An exact copy of each record is required.

____

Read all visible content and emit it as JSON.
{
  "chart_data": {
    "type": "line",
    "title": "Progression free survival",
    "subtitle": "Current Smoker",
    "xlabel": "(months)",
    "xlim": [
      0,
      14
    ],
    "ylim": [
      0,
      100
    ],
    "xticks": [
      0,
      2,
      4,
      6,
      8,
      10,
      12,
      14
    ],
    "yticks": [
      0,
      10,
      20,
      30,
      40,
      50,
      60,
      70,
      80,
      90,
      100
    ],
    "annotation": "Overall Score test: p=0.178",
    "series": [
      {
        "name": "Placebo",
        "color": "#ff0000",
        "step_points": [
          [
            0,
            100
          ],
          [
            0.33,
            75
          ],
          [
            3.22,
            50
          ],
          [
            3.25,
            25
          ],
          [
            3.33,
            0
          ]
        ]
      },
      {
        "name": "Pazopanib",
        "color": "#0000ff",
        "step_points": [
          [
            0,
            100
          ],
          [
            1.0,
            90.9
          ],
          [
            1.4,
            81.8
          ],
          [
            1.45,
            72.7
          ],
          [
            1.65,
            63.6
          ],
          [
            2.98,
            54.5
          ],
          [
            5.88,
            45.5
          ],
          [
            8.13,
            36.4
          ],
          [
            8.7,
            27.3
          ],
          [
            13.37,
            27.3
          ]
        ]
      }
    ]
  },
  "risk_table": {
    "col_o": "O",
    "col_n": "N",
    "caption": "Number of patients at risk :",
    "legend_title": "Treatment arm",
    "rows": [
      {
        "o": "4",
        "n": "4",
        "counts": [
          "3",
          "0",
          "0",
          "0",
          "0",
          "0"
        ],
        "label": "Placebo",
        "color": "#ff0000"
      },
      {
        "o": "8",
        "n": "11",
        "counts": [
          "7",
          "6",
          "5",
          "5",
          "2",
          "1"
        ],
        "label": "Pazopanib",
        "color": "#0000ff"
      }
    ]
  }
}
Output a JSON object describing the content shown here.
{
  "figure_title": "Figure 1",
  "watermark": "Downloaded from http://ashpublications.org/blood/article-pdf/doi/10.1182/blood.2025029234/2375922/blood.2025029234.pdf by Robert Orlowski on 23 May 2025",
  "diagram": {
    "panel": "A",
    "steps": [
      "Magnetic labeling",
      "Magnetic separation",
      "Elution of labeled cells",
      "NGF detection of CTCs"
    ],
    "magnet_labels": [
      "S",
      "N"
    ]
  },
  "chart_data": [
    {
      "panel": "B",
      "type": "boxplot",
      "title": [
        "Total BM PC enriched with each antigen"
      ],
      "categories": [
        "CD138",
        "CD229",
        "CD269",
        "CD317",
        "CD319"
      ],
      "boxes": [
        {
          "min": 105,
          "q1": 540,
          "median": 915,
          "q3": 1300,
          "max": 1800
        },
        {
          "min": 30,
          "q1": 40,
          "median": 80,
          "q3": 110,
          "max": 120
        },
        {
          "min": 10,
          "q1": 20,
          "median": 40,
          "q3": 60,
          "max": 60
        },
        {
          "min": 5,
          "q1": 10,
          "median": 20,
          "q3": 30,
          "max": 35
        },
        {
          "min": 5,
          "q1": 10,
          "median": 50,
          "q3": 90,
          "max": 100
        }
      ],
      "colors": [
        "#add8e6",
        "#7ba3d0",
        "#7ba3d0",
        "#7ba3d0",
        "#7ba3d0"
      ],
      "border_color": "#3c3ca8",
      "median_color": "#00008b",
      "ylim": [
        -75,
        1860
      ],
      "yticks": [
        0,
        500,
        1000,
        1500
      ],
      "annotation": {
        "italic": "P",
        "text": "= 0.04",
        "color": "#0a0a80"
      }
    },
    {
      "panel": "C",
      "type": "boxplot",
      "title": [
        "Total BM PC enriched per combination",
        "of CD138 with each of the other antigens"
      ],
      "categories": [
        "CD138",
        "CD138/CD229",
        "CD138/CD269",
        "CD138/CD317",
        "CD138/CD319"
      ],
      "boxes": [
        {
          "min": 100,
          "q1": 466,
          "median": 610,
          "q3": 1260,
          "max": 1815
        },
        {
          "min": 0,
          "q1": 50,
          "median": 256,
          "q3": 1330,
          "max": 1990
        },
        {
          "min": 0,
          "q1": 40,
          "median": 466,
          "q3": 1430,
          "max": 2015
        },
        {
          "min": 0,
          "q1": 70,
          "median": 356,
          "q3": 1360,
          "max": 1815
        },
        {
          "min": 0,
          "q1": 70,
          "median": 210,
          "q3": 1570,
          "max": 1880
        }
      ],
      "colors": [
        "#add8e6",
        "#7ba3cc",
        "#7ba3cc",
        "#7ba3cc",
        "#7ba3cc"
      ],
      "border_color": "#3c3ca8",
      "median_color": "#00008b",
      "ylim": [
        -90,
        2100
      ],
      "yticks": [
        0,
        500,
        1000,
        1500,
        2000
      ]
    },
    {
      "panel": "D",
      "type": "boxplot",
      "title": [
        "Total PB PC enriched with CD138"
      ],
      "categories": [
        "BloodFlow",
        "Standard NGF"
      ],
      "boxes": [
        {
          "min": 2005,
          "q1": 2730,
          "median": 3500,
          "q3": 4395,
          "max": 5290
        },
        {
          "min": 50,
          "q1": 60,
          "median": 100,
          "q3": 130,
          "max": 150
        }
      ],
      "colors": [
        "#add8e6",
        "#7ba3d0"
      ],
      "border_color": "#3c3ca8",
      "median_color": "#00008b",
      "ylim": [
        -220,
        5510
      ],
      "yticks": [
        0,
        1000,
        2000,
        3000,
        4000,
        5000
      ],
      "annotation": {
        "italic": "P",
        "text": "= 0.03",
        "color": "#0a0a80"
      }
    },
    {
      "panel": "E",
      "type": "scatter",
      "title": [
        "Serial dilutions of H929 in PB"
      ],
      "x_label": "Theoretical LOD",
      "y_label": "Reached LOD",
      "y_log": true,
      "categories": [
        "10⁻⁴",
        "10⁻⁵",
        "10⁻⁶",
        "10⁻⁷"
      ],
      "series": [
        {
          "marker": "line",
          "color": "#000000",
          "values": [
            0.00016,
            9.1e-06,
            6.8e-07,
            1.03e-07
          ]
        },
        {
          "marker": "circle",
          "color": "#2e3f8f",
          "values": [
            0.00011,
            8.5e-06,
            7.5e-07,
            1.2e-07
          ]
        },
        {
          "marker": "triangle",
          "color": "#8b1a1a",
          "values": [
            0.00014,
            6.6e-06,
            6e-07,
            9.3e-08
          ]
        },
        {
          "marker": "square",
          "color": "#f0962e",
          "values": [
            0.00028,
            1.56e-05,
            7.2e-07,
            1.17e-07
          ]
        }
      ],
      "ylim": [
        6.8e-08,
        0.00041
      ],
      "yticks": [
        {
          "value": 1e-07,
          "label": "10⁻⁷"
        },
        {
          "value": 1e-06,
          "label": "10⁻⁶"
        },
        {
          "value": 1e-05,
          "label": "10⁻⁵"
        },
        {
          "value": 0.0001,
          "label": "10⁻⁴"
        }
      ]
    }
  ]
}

____

### TASK RESPONSE
Read all visible content and emit it as JSON.
{
  "chart_data": {
    "type": "line",
    "title": "Progression free survival",
    "subtitle": "Current Smoker",
    "xlabel": "(months)",
    "xlim": [
      0,
      14
    ],
    "ylim": [
      0,
      100
    ],
    "xticks": [
      0,
      2,
      4,
      6,
      8,
      10,
      12,
      14
    ],
    "yticks": [
      0,
      10,
      20,
      30,
      40,
      50,
      60,
      70,
      80,
      90,
      100
    ],
    "annotation": "Overall Score test: p=0.178",
    "series": [
      {
        "name": "Placebo",
        "color": "#ff0000",
        "step_points": [
          [
            0,
            100
          ],
          [
            0.33,
            75
          ],
          [
            3.22,
            50
          ],
          [
            3.25,
            25
          ],
          [
            3.33,
            0
          ]
        ]
      },
      {
        "name": "Pazopanib",
        "color": "#0000ff",
        "step_points": [
          [
            0,
            100
          ],
          [
            1.0,
            90.9
          ],
          [
            1.4,
            81.8
          ],
          [
            1.45,
            72.7
          ],
          [
            1.65,
            63.6
          ],
          [
            2.98,
            54.5
          ],
          [
            5.88,
            45.5
          ],
          [
            8.13,
            36.4
          ],
          [
            8.7,
            27.3
          ],
          [
            13.37,
            27.3
          ]
        ]
      }
    ]
  },
  "risk_table": {
    "col_o": "O",
    "col_n": "N",
    "caption": "Number of patients at risk :",
    "legend_title": "Treatment arm",
    "rows": [
      {
        "o": "4",
        "n": "4",
        "counts": [
          "3",
          "0",
          "0",
          "0",
          "0",
          "0"
        ],
        "label": "Placebo",
        "color": "#ff0000"
      },
      {
        "o": "8",
        "n": "11",
        "counts": [
          "7",
          "6",
          "5",
          "5",
          "2",
          "1"
        ],
        "label": "Pazopanib",
        "color": "#0000ff"
      }
    ]
  }
}
Output a JSON object describing the content shown here.
{
  "figure_title": "Figure 1",
  "watermark": "Downloaded from http://ashpublications.org/blood/article-pdf/doi/10.1182/blood.2025029234/2375922/blood.2025029234.pdf by Robert Orlowski on 23 May 2025",
  "diagram": {
    "panel": "A",
    "steps": [
      "Magnetic labeling",
      "Magnetic separation",
      "Elution of labeled cells",
      "NGF detection of CTCs"
    ],
    "magnet_labels": [
      "S",
      "N"
    ]
  },
  "chart_data": [
    {
      "panel": "B",
      "type": "boxplot",
      "title": [
        "Total BM PC enriched with each antigen"
      ],
      "categories": [
        "CD138",
        "CD229",
        "CD269",
        "CD317",
        "CD319"
      ],
      "boxes": [
        {
          "min": 105,
          "q1": 540,
          "median": 915,
          "q3": 1300,
          "max": 1800
        },
        {
          "min": 30,
          "q1": 40,
          "median": 80,
          "q3": 110,
          "max": 120
        },
        {
          "min": 10,
          "q1": 20,
          "median": 40,
          "q3": 60,
          "max": 60
        },
        {
          "min": 5,
          "q1": 10,
          "median": 20,
          "q3": 30,
          "max": 35
        },
        {
          "min": 5,
          "q1": 10,
          "median": 50,
          "q3": 90,
          "max": 100
        }
      ],
      "colors": [
        "#add8e6",
        "#7ba3d0",
        "#7ba3d0",
        "#7ba3d0",
        "#7ba3d0"
      ],
      "border_color": "#3c3ca8",
      "median_color": "#00008b",
      "ylim": [
        -75,
        1860
      ],
      "yticks": [
        0,
        500,
        1000,
        1500
      ],
      "annotation": {
        "italic": "P",
        "text": "= 0.04",
        "color": "#0a0a80"
      }
    },
    {
      "panel": "C",
      "type": "boxplot",
      "title": [
        "Total BM PC enriched per combination",
        "of CD138 with each of the other antigens"
      ],
      "categories": [
        "CD138",
        "CD138/CD229",
        "CD138/CD269",
        "CD138/CD317",
        "CD138/CD319"
      ],
      "boxes": [
        {
          "min": 100,
          "q1": 466,
          "median": 610,
          "q3": 1260,
          "max": 1815
        },
        {
          "min": 0,
          "q1": 50,
          "median": 256,
          "q3": 1330,
          "max": 1990
        },
        {
          "min": 0,
          "q1": 40,
          "median": 466,
          "q3": 1430,
          "max": 2015
        },
        {
          "min": 0,
          "q1": 70,
          "median": 356,
          "q3": 1360,
          "max": 1815
        },
        {
          "min": 0,
          "q1": 70,
          "median": 210,
          "q3": 1570,
          "max": 1880
        }
      ],
      "colors": [
        "#add8e6",
        "#7ba3cc",
        "#7ba3cc",
        "#7ba3cc",
        "#7ba3cc"
      ],
      "border_color": "#3c3ca8",
      "median_color": "#00008b",
      "ylim": [
        -90,
        2100
      ],
      "yticks": [
        0,
        500,
        1000,
        1500,
        2000
      ]
    },
    {
      "panel": "D",
      "type": "boxplot",
      "title": [
        "Total PB PC enriched with CD138"
      ],
      "categories": [
        "BloodFlow",
        "Standard NGF"
      ],
      "boxes": [
        {
          "min": 2005,
          "q1": 2730,
          "median": 3500,
          "q3": 4395,
          "max": 5290
        },
        {
          "min": 50,
          "q1": 60,
          "median": 100,
          "q3": 130,
          "max": 150
        }
      ],
      "colors": [
        "#add8e6",
        "#7ba3d0"
      ],
      "border_color": "#3c3ca8",
      "median_color": "#00008b",
      "ylim": [
        -220,
        5510
      ],
      "yticks": [
        0,
        1000,
        2000,
        3000,
        4000,
        5000
      ],
      "annotation": {
        "italic": "P",
        "text": "= 0.03",
        "color": "#0a0a80"
      }
    },
    {
      "panel": "E",
      "type": "scatter",
      "title": [
        "Serial dilutions of H929 in PB"
      ],
      "x_label": "Theoretical LOD",
      "y_label": "Reached LOD",
      "y_log": true,
      "categories": [
        "10⁻⁴",
        "10⁻⁵",
        "10⁻⁶",
        "10⁻⁷"
      ],
      "series": [
        {
          "marker": "line",
          "color": "#000000",
          "values": [
            0.00016,
            9.1e-06,
            6.8e-07,
            1.03e-07
          ]
        },
        {
          "marker": "circle",
          "color": "#2e3f8f",
          "values": [
            0.00011,
            8.5e-06,
            7.5e-07,
            1.2e-07
          ]
        },
        {
          "marker": "triangle",
          "color": "#8b1a1a",
          "values": [
            0.00014,
            6.6e-06,
            6e-07,
            9.3e-08
          ]
        },
        {
          "marker": "square",
          "color": "#f0962e",
          "values": [
            0.00028,
            1.56e-05,
            7.2e-07,
            1.17e-07
          ]
        }
      ],
      "ylim": [
        6.8e-08,
        0.00041
      ],
      "yticks": [
        {
          "value": 1e-07,
          "label": "10⁻⁷"
        },
        {
          "value": 1e-06,
          "label": "10⁻⁶"
        },
        {
          "value": 1e-05,
          "label": "10⁻⁵"
        },
        {
          "value": 0.0001,
          "label": "10⁻⁴"
        }
      ]
    }
  ]
}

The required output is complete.